■ **Problem details**
Show, in full, each line of the data that contains "current".

---------- Extracted information ----------

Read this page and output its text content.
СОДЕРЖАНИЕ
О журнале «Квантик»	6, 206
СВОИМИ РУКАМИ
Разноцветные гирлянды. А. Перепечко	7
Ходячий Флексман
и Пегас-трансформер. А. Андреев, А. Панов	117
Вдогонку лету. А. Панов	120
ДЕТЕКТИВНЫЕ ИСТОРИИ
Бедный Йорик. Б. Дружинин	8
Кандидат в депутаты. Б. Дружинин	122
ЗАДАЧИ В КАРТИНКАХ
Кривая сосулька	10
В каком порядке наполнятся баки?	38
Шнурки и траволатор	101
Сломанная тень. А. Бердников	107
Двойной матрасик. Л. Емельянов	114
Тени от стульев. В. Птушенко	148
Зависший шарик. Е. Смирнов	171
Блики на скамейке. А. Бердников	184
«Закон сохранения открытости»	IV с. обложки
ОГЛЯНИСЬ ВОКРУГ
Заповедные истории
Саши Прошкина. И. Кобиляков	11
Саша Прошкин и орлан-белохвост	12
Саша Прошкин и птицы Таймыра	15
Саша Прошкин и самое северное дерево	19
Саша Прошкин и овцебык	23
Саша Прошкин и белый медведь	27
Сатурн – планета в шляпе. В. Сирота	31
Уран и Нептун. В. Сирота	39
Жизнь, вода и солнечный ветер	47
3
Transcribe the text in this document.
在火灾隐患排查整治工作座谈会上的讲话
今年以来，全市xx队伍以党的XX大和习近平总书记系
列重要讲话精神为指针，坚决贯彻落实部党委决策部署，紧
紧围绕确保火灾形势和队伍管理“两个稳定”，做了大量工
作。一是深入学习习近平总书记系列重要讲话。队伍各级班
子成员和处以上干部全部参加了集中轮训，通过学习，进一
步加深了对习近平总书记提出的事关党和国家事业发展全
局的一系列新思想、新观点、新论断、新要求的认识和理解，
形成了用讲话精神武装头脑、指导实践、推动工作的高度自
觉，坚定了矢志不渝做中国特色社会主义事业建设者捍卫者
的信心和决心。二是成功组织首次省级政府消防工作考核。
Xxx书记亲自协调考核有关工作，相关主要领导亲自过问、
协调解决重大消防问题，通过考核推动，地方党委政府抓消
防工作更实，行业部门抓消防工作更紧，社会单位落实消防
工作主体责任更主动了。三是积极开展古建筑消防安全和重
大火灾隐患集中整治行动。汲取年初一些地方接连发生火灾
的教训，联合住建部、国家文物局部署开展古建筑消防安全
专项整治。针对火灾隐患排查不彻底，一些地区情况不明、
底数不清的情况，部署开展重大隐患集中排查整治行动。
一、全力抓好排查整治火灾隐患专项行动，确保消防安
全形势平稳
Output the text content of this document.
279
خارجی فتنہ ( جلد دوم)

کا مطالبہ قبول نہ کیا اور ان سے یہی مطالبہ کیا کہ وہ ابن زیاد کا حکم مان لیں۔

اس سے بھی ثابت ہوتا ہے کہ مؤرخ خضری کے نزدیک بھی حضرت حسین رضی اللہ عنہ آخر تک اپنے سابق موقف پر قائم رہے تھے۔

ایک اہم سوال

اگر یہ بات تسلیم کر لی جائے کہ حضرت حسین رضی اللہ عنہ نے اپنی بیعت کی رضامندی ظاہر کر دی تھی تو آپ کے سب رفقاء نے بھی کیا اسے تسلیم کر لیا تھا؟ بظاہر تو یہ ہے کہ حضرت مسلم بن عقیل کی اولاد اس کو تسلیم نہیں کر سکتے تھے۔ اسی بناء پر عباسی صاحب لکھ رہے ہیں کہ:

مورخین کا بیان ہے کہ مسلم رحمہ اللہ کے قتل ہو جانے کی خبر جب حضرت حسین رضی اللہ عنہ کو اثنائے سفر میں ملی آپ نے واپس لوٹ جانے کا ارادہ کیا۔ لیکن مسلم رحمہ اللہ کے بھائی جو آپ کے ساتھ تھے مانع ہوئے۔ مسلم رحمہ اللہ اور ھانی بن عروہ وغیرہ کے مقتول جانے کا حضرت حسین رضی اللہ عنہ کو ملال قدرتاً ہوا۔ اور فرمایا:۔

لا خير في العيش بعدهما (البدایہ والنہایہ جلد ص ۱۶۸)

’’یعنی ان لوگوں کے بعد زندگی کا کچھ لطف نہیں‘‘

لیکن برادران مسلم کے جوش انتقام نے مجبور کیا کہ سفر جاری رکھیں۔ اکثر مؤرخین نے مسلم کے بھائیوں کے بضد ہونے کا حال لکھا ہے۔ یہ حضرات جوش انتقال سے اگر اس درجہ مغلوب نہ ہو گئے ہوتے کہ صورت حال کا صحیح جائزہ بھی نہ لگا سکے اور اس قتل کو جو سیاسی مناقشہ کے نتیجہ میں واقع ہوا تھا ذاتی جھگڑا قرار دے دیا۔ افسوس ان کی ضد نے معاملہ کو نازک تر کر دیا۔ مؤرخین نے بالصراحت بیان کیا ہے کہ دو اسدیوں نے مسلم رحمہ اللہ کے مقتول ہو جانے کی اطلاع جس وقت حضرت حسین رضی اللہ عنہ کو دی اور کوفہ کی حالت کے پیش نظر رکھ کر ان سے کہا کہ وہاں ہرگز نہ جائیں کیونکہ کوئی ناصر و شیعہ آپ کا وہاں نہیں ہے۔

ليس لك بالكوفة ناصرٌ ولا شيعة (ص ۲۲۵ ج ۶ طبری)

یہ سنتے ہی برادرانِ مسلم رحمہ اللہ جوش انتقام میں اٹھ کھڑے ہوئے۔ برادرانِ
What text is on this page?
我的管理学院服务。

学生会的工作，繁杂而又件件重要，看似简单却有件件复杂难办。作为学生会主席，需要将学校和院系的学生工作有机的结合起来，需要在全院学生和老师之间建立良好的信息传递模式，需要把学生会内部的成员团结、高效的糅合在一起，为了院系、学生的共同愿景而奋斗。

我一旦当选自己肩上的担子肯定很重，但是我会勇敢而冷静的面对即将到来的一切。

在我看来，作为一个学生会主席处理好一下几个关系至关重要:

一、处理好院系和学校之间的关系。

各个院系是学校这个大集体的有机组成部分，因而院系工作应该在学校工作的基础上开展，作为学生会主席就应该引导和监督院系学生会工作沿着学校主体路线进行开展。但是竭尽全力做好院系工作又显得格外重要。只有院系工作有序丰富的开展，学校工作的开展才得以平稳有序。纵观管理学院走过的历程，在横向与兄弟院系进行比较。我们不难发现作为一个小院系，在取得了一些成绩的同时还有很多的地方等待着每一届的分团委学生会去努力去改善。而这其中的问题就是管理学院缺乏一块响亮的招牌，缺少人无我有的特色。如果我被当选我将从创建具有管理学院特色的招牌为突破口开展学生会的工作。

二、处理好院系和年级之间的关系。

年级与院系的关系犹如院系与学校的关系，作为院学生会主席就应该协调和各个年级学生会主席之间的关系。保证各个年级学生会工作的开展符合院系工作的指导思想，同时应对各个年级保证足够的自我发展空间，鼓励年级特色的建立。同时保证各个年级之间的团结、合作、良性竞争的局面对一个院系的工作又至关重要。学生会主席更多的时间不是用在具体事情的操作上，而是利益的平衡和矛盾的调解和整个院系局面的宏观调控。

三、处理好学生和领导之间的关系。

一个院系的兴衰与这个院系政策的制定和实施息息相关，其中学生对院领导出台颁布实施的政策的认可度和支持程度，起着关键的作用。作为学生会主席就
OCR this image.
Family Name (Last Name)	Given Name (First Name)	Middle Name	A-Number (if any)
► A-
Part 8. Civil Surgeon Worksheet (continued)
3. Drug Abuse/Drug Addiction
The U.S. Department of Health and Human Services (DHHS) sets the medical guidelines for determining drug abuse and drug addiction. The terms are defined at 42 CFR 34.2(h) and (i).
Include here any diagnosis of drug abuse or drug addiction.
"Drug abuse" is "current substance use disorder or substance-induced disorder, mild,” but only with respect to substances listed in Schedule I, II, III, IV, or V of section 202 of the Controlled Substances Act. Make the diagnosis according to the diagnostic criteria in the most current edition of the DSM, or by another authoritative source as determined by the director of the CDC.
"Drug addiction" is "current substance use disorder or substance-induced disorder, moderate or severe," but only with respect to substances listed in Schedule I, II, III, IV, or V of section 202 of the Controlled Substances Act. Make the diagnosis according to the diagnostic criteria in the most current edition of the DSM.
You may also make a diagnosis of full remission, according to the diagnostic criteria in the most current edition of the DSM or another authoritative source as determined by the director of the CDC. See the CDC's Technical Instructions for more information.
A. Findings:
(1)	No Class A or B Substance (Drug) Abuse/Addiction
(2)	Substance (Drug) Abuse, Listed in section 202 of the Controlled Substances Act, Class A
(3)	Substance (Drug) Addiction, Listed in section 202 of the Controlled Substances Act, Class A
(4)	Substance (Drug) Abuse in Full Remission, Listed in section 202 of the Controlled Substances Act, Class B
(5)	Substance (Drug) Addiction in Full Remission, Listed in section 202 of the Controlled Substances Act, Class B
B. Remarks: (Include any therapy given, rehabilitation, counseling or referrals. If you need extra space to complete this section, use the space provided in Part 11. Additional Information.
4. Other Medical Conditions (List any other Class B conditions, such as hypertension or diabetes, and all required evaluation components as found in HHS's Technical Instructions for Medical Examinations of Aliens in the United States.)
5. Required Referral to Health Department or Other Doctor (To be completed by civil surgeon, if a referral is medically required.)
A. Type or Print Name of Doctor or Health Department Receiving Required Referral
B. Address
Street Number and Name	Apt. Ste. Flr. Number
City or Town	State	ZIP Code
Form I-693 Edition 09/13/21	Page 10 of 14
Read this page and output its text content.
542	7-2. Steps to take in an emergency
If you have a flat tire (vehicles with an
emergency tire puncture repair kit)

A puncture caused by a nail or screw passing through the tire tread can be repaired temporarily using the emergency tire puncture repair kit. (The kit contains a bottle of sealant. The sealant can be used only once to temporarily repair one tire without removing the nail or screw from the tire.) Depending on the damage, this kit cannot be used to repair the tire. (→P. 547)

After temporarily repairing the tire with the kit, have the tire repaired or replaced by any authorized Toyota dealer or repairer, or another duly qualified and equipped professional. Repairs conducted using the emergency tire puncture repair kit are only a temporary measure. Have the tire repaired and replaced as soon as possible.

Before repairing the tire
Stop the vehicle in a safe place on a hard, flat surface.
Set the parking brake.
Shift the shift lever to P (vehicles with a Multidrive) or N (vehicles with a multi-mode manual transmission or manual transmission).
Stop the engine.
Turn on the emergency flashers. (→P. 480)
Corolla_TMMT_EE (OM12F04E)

----------

■ **Completed task**
"Drug abuse" is "current substance use disorder or substance-induced disorder, mild,” but only with respect to substances listed in Schedule I, II, III, IV, or V of section 202 of the Controlled Substances Act. Make the diagnosis according to the diagnostic criteria in the most current edition of the DSM, or by another authoritative source as determined by the director of the CDC.
"Drug addiction" is "current substance use disorder or substance-induced disorder, moderate or severe," but only with respect to substances listed in Schedule I, II, III, IV, or V of section 202 of the Controlled Substances Act. Make the diagnosis according to the diagnostic criteria in the most current edition of the DSM.
You may also make a diagnosis of full remission, according to the diagnostic criteria in the most current edition of the DSM or another authoritative source as determined by the director of the CDC. See the CDC's Technical Instructions for more information.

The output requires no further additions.